Each line of the material must be repeated precisely, with the pictures left out.

_Extracted data_
-=-=-=-=-

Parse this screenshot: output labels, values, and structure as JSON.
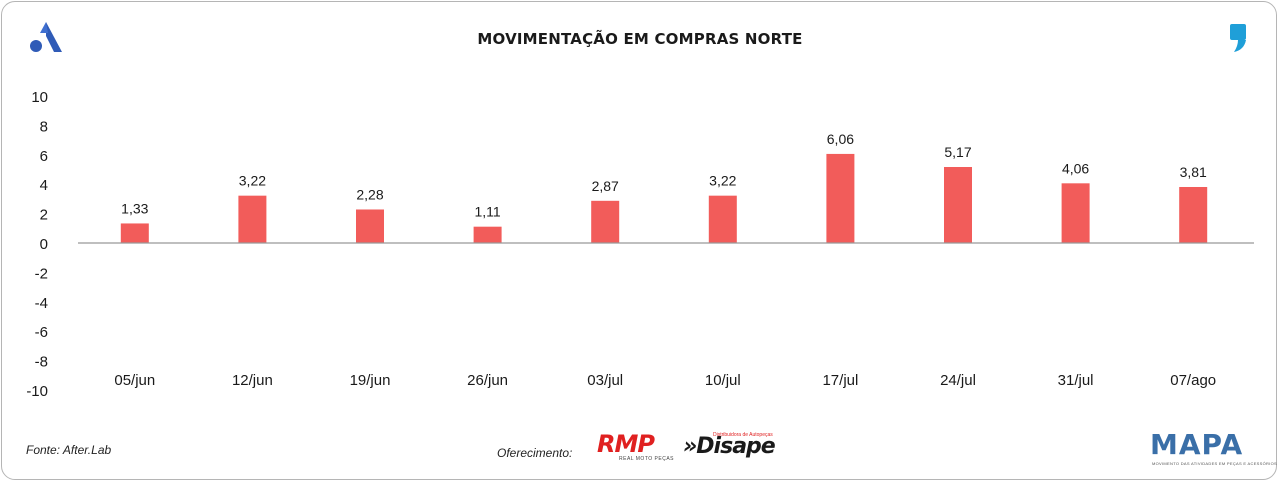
{
  "header": {
    "title": "MOVIMENTAÇÃO EM COMPRAS NORTE",
    "left_logo_icon": "stylized-a-logo-icon",
    "right_logo_icon": "quote-mark-logo-icon"
  },
  "footer": {
    "source": "Fonte: After.Lab",
    "sponsor_label": "Oferecimento:",
    "sponsors": [
      {
        "name": "RMP",
        "tagline": "REAL MOTO PEÇAS"
      },
      {
        "name": "»Disape",
        "tagline": "Distribuidora de Autopeças"
      }
    ],
    "brand": {
      "name": "MAPA",
      "tagline": "MOVIMENTO DAS ATIVIDADES EM PEÇAS E ACESSÓRIOS"
    }
  },
  "colors": {
    "bar": "#f25c5a",
    "axis": "#999999",
    "text": "#1a1a1a"
  },
  "chart_data": {
    "type": "bar",
    "title": "MOVIMENTAÇÃO EM COMPRAS NORTE",
    "categories": [
      "05/jun",
      "12/jun",
      "19/jun",
      "26/jun",
      "03/jul",
      "10/jul",
      "17/jul",
      "24/jul",
      "31/jul",
      "07/ago"
    ],
    "values": [
      1.33,
      3.22,
      2.28,
      1.11,
      2.87,
      3.22,
      6.06,
      5.17,
      4.06,
      3.81
    ],
    "data_labels": [
      "1,33",
      "3,22",
      "2,28",
      "1,11",
      "2,87",
      "3,22",
      "6,06",
      "5,17",
      "4,06",
      "3,81"
    ],
    "yticks": [
      "10",
      "8",
      "6",
      "4",
      "2",
      "0",
      "-2",
      "-4",
      "-6",
      "-8",
      "-10"
    ],
    "ytick_values": [
      10,
      8,
      6,
      4,
      2,
      0,
      -2,
      -4,
      -6,
      -8,
      -10
    ],
    "ylim": [
      -10,
      10
    ],
    "xlabel": "",
    "ylabel": "",
    "grid": false,
    "legend": "none"
  }
}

-=-=-=-=-

_Answer for the task_
Parse this screenshot: output labels, values, and structure as JSON.
{
  "header": {
    "title": "MOVIMENTAÇÃO EM COMPRAS NORTE",
    "left_logo_icon": "stylized-a-logo-icon",
    "right_logo_icon": "quote-mark-logo-icon"
  },
  "footer": {
    "source": "Fonte: After.Lab",
    "sponsor_label": "Oferecimento:",
    "sponsors": [
      {
        "name": "RMP",
        "tagline": "REAL MOTO PEÇAS"
      },
      {
        "name": "»Disape",
        "tagline": "Distribuidora de Autopeças"
      }
    ],
    "brand": {
      "name": "MAPA",
      "tagline": "MOVIMENTO DAS ATIVIDADES EM PEÇAS E ACESSÓRIOS"
    }
  },
  "colors": {
    "bar": "#f25c5a",
    "axis": "#999999",
    "text": "#1a1a1a"
  },
  "chart_data": {
    "type": "bar",
    "title": "MOVIMENTAÇÃO EM COMPRAS NORTE",
    "categories": [
      "05/jun",
      "12/jun",
      "19/jun",
      "26/jun",
      "03/jul",
      "10/jul",
      "17/jul",
      "24/jul",
      "31/jul",
      "07/ago"
    ],
    "values": [
      1.33,
      3.22,
      2.28,
      1.11,
      2.87,
      3.22,
      6.06,
      5.17,
      4.06,
      3.81
    ],
    "data_labels": [
      "1,33",
      "3,22",
      "2,28",
      "1,11",
      "2,87",
      "3,22",
      "6,06",
      "5,17",
      "4,06",
      "3,81"
    ],
    "yticks": [
      "10",
      "8",
      "6",
      "4",
      "2",
      "0",
      "-2",
      "-4",
      "-6",
      "-8",
      "-10"
    ],
    "ytick_values": [
      10,
      8,
      6,
      4,
      2,
      0,
      -2,
      -4,
      -6,
      -8,
      -10
    ],
    "ylim": [
      -10,
      10
    ],
    "xlabel": "",
    "ylabel": "",
    "grid": false,
    "legend": "none"
  }
}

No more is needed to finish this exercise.